*Your instructions*: Reproduce the listing word for word, from its very first line down to and including the line that contains "percent-badge: 16.52%: [569, 185, 615, 198]".

*Data rows*:
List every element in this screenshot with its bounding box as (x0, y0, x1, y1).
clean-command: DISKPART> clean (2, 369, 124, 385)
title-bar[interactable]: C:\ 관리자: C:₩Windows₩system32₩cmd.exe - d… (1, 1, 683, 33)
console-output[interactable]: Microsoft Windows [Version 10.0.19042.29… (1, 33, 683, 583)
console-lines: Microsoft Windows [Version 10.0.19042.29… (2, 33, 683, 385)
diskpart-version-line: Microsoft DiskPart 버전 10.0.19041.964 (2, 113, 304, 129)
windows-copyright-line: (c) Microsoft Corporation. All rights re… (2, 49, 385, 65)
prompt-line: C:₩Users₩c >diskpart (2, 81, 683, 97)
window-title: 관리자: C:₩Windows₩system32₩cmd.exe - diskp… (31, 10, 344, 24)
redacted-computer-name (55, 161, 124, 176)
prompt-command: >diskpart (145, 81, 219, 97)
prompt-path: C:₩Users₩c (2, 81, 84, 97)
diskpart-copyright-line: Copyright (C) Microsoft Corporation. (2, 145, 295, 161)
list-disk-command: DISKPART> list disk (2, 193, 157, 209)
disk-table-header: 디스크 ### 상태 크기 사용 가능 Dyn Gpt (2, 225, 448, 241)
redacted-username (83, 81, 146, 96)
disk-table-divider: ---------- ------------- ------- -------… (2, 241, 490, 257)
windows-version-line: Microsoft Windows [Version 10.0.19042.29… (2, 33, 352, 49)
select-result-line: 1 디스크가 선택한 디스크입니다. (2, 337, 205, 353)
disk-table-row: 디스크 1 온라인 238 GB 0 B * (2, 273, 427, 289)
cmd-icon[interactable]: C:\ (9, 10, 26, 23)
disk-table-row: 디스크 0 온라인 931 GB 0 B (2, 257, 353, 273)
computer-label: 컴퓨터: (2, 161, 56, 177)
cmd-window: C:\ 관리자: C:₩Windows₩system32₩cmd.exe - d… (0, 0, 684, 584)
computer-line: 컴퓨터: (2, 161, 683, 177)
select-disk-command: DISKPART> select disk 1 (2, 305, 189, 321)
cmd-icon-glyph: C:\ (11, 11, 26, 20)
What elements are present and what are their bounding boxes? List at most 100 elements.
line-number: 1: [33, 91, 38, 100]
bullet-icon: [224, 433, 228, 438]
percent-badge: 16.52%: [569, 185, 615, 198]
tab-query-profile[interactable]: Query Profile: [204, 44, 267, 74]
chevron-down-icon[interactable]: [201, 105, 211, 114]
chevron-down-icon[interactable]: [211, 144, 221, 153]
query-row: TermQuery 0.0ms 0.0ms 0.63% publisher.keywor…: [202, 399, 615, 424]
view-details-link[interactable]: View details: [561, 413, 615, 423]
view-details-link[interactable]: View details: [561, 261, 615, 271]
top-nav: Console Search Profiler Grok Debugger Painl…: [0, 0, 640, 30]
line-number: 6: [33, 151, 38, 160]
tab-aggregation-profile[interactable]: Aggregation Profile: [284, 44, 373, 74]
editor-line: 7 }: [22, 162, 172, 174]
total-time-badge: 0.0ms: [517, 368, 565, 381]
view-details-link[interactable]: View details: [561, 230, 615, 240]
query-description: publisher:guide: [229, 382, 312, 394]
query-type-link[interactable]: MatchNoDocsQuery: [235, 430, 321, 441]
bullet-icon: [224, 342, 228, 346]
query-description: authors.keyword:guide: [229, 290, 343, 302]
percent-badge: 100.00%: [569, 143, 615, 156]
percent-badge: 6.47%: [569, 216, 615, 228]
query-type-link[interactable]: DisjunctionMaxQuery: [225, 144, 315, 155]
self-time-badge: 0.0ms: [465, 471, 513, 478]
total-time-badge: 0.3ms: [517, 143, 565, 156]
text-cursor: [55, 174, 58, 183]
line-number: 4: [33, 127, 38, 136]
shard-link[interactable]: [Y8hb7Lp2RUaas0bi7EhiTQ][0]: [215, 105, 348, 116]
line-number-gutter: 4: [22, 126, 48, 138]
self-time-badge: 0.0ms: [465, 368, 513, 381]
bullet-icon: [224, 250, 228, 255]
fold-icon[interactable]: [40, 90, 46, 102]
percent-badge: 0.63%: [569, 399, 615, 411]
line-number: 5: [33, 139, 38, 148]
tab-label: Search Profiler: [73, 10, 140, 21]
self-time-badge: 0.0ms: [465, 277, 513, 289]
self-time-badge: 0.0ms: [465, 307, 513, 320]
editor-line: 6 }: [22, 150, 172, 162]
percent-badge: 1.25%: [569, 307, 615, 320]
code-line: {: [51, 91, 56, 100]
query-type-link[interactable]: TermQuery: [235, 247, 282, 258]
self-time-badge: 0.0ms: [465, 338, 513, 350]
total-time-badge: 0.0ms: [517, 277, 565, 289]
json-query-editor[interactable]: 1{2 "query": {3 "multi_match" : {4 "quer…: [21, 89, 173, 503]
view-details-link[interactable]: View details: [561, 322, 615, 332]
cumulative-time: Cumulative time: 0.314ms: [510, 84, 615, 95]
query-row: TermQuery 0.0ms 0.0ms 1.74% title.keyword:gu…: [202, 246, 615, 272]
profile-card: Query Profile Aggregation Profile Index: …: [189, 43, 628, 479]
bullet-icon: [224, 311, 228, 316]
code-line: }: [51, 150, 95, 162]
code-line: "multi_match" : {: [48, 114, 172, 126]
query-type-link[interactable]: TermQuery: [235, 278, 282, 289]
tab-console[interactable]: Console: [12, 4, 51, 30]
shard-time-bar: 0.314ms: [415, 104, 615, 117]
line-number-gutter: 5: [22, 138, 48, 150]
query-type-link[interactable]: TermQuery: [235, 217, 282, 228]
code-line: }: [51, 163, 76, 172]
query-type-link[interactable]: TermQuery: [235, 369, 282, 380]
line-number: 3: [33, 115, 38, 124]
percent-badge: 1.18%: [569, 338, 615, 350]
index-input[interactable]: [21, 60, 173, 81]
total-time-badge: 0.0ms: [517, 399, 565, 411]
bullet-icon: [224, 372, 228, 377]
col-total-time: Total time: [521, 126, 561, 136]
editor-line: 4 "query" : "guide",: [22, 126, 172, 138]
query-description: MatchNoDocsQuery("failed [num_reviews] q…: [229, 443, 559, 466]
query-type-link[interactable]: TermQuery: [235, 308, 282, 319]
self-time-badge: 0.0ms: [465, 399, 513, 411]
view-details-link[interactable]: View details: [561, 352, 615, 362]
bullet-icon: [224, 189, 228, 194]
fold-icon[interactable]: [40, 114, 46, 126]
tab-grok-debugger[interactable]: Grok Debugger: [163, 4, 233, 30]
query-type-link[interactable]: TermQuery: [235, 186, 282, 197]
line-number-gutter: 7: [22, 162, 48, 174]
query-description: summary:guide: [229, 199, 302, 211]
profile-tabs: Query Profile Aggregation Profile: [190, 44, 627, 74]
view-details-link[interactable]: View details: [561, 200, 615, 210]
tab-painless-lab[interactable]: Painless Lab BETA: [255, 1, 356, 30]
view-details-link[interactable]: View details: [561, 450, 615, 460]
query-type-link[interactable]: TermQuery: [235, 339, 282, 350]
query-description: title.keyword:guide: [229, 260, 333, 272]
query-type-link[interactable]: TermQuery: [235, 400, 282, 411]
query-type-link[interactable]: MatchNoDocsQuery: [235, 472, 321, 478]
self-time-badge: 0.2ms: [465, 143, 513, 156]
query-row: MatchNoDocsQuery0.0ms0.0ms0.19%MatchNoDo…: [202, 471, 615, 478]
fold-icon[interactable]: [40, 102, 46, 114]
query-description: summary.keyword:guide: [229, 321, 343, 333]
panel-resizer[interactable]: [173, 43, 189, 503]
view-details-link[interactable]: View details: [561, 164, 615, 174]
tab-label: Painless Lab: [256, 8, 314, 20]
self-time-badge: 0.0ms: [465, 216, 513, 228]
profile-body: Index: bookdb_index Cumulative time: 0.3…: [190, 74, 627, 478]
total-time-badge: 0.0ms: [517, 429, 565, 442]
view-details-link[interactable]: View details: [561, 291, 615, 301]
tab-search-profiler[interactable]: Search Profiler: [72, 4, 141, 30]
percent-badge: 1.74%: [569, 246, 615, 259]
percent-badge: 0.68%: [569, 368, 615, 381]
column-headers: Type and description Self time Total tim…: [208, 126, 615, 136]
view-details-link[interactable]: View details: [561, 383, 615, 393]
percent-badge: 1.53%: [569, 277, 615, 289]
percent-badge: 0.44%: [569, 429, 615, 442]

*Expected answer*:
List every element in this screenshot with its bounding box as (x0, y0, x1, y1).
clean-command: DISKPART> clean (2, 369, 124, 385)
title-bar[interactable]: C:\ 관리자: C:₩Windows₩system32₩cmd.exe - d… (1, 1, 683, 33)
console-output[interactable]: Microsoft Windows [Version 10.0.19042.29… (1, 33, 683, 583)
console-lines: Microsoft Windows [Version 10.0.19042.29… (2, 33, 683, 385)
diskpart-version-line: Microsoft DiskPart 버전 10.0.19041.964 (2, 113, 304, 129)
windows-copyright-line: (c) Microsoft Corporation. All rights re… (2, 49, 385, 65)
prompt-line: C:₩Users₩c >diskpart (2, 81, 683, 97)
window-title: 관리자: C:₩Windows₩system32₩cmd.exe - diskp… (31, 10, 344, 24)
redacted-computer-name (55, 161, 124, 176)
prompt-command: >diskpart (145, 81, 219, 97)
prompt-path: C:₩Users₩c (2, 81, 84, 97)
diskpart-copyright-line: Copyright (C) Microsoft Corporation. (2, 145, 295, 161)
list-disk-command: DISKPART> list disk (2, 193, 157, 209)
disk-table-header: 디스크 ### 상태 크기 사용 가능 Dyn Gpt (2, 225, 448, 241)
redacted-username (83, 81, 146, 96)
disk-table-divider: ---------- ------------- ------- -------… (2, 241, 490, 257)
windows-version-line: Microsoft Windows [Version 10.0.19042.29… (2, 33, 352, 49)
select-result-line: 1 디스크가 선택한 디스크입니다. (2, 337, 205, 353)
disk-table-row: 디스크 1 온라인 238 GB 0 B * (2, 273, 427, 289)
cmd-icon[interactable]: C:\ (9, 10, 26, 23)
disk-table-row: 디스크 0 온라인 931 GB 0 B (2, 257, 353, 273)
computer-label: 컴퓨터: (2, 161, 56, 177)
cmd-window: C:\ 관리자: C:₩Windows₩system32₩cmd.exe - d… (0, 0, 684, 584)
computer-line: 컴퓨터: (2, 161, 683, 177)
select-disk-command: DISKPART> select disk 1 (2, 305, 189, 321)
cmd-icon-glyph: C:\ (11, 11, 26, 20)
What elements are present and what are their bounding boxes? List at most 100 elements.
line-number: 1: [33, 91, 38, 100]
bullet-icon: [224, 433, 228, 438]
percent-badge: 16.52%: [569, 185, 615, 198]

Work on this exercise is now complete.